Given problem: Check every line of the material below for the string "wear", and return the ones that have it.

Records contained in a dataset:
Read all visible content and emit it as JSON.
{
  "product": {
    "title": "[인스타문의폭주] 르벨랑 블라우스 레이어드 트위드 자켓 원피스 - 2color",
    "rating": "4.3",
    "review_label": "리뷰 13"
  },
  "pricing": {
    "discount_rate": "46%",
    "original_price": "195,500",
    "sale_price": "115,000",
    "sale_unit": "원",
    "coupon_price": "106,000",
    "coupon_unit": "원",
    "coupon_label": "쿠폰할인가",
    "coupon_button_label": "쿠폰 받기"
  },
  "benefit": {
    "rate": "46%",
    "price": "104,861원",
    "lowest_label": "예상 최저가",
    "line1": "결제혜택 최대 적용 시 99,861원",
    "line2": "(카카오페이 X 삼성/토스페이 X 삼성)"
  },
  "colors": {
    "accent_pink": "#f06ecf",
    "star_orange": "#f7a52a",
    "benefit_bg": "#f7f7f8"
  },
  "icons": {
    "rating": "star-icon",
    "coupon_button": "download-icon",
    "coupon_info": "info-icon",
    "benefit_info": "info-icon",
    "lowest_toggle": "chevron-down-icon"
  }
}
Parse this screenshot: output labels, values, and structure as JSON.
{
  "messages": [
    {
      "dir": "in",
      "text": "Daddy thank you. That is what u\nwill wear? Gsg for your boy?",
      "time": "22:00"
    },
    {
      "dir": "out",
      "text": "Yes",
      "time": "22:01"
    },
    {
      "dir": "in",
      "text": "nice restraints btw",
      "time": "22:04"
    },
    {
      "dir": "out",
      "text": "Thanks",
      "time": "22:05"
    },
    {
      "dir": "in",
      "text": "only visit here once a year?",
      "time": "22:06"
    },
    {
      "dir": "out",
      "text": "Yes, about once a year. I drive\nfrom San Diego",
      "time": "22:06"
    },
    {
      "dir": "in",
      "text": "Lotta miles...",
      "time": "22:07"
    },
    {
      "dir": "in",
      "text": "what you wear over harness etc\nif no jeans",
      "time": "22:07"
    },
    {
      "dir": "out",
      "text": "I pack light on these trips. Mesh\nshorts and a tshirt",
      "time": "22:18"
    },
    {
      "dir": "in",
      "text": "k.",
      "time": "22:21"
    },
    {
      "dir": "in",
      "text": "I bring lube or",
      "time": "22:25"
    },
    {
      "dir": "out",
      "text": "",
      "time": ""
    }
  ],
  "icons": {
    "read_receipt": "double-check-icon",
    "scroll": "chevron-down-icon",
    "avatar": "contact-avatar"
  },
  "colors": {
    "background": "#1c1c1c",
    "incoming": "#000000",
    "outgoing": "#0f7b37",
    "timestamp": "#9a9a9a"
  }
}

Exercise solution:
      "text": "Daddy thank you. That is what u\nwill wear? Gsg for your boy?",
      "text": "what you wear over harness etc\nif no jeans",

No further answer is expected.